Abstract
A 2-month-old boy was admitted on August 3, 1973, because of high fever, hepatosplenomegaly and leukocytosis. After admission, he continued to develop high fever, heomrrhagic diathesis including melena and petechial hemorrhages scattered over the entire body and eczematous skin lesions with the concomitant development of suppuration. Cultures of blood, urine and secretions from suppurative skin lesions grew Enterococcus, Klebsiella and Staphylococcus aureus, respectively, at the different stages of the whole course of the disease.
Among other laboratory findings, anemia, leukocytosis with striking leukoerythroblastosis, thrombocytopenia, hyperimmunoglobulinemia G, A, M and E and significant reduction of isohemagglutinin titer were noteworthy. The vigorous antimicrobial therapy was instituted immediately after admission and was continued throughout the hospital course, but gave no remarkable improvement. Consequently his general condition was deteriorated gradually and he died on October 29, 1973.
An autopsy performed about 3 hours after the death revealed severe bronchopneumonia, a number of cytomegalic inclusion bodies in submaxillary glands and kidneys, and markedly atrophic thymus gland weighed 0.5gm.

• **Source data**

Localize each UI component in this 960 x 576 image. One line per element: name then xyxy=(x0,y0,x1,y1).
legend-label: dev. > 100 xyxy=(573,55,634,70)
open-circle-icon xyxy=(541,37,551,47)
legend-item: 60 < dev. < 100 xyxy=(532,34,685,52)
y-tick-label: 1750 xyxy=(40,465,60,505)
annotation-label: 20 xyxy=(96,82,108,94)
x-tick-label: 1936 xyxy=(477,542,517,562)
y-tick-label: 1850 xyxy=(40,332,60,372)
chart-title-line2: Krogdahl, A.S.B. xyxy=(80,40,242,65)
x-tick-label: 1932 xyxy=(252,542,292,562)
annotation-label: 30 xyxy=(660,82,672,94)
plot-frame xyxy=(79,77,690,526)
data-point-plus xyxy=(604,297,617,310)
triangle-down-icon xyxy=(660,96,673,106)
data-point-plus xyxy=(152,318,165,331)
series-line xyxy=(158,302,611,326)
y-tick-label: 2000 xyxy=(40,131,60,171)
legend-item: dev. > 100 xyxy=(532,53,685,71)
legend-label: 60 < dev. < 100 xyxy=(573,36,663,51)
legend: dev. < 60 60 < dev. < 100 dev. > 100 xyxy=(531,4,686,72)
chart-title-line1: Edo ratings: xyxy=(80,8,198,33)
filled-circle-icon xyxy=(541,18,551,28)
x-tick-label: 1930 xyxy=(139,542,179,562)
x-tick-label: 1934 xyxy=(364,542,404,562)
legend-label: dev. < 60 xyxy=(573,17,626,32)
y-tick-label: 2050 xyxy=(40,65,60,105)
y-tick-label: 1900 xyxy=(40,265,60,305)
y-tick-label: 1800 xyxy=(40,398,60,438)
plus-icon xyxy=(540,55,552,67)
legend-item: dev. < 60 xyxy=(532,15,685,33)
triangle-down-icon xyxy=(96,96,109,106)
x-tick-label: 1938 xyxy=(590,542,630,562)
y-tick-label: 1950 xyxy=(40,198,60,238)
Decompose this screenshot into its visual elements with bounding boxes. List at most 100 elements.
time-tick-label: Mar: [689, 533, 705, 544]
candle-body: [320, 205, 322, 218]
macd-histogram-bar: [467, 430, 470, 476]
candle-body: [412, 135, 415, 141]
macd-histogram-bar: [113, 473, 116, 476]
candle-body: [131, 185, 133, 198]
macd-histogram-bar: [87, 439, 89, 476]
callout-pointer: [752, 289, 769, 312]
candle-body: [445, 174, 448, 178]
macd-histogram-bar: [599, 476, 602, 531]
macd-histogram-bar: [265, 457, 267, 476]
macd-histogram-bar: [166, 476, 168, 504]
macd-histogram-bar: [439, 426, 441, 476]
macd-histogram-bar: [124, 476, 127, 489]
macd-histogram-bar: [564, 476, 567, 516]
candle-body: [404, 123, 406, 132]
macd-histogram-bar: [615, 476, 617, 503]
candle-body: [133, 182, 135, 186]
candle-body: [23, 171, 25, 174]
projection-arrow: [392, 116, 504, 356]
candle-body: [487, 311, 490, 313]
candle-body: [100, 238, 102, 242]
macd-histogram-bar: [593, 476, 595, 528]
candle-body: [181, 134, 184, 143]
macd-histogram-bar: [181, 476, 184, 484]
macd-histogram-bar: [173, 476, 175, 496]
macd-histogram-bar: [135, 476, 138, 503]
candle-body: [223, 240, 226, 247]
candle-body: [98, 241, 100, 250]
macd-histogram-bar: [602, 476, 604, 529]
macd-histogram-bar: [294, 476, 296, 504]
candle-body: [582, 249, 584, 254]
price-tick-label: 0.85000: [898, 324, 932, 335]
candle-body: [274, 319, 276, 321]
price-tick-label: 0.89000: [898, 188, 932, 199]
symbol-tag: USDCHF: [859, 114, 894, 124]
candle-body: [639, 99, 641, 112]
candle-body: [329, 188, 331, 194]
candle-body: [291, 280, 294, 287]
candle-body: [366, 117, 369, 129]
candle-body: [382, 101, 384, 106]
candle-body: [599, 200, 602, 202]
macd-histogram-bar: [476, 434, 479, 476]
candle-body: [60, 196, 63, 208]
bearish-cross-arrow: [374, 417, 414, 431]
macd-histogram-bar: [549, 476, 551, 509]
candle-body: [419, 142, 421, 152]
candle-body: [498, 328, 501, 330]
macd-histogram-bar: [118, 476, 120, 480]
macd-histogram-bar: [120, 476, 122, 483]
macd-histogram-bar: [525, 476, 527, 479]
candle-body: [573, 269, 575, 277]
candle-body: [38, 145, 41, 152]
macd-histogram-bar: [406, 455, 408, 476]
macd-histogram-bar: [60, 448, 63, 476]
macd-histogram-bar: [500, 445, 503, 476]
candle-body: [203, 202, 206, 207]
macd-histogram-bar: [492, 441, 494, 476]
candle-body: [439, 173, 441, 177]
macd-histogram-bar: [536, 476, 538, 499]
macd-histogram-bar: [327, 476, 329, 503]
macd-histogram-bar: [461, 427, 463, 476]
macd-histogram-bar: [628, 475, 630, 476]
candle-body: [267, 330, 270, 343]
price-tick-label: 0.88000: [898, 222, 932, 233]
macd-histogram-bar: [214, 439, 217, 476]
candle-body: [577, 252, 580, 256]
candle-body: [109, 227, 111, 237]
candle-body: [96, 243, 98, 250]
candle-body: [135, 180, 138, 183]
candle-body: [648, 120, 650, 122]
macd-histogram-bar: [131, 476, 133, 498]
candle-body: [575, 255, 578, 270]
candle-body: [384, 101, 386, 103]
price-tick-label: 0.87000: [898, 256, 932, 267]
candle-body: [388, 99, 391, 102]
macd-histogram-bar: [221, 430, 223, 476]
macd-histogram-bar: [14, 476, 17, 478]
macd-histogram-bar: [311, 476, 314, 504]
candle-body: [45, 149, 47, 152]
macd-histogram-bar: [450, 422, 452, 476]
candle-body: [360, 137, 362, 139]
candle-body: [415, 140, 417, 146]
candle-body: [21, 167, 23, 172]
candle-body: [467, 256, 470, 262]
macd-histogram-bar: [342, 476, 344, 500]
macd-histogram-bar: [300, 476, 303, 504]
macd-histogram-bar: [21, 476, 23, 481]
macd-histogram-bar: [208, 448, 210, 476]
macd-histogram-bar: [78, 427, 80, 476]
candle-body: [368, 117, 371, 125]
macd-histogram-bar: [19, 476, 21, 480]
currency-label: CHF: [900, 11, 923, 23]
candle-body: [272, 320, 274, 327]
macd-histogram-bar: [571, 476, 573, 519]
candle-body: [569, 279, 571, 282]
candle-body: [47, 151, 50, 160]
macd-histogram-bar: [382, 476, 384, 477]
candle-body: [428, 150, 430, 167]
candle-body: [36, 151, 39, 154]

• **Questions**
A: List every laboratory finding that the case abstract calls noteworthy.
B: According to the case abstract, how much did the atrophic thymus gland weigh at autopsy?
C: Take the case abstract further, starting after its final sentence about the autopsy findings.
The records are separate material and have no connection to the case abstract.

• **Numbered responses**
A:
- Anemia
- Leukocytosis with striking leukoerythroblastosis
- Thrombocytopenia
- Hyperimmunoglobulinemia G, A, M and E
- Significant reduction of isohemagglutinin titer

B: 0.5 gm.

C:
Moreover, the histology of the thymus gland showed indistinct “corticomedullary” boundary attributable to lymphocyte depletion in the thymic cortex. Several lymph nodes revealed profound lymphocyte depletion especially in thymus-dependent paracortical area with no definite development of reticular hyperplasia and plasmacytosis.
Beside these findings, on family survey, 3 other boys in maternal side were found to have developed symptoms and signs similar to those in this case and have succumbed to overwhelming infections within a year after birth.
Based on the clinical, laboratory and histological findings above described, we discussed hyperimmunoglobulinemia E and cytomegalic inclusion disease in this case chiefly in relation to the striking atrophy of the thymus gland.
It seems likely that marked elevation of serum IgE and other classes of Ig in this case was ascribed to T cell deficiency secondary to thymic atrophy, and cytomegalovius might be transferred into the patient via multiple fresh blood transfusions.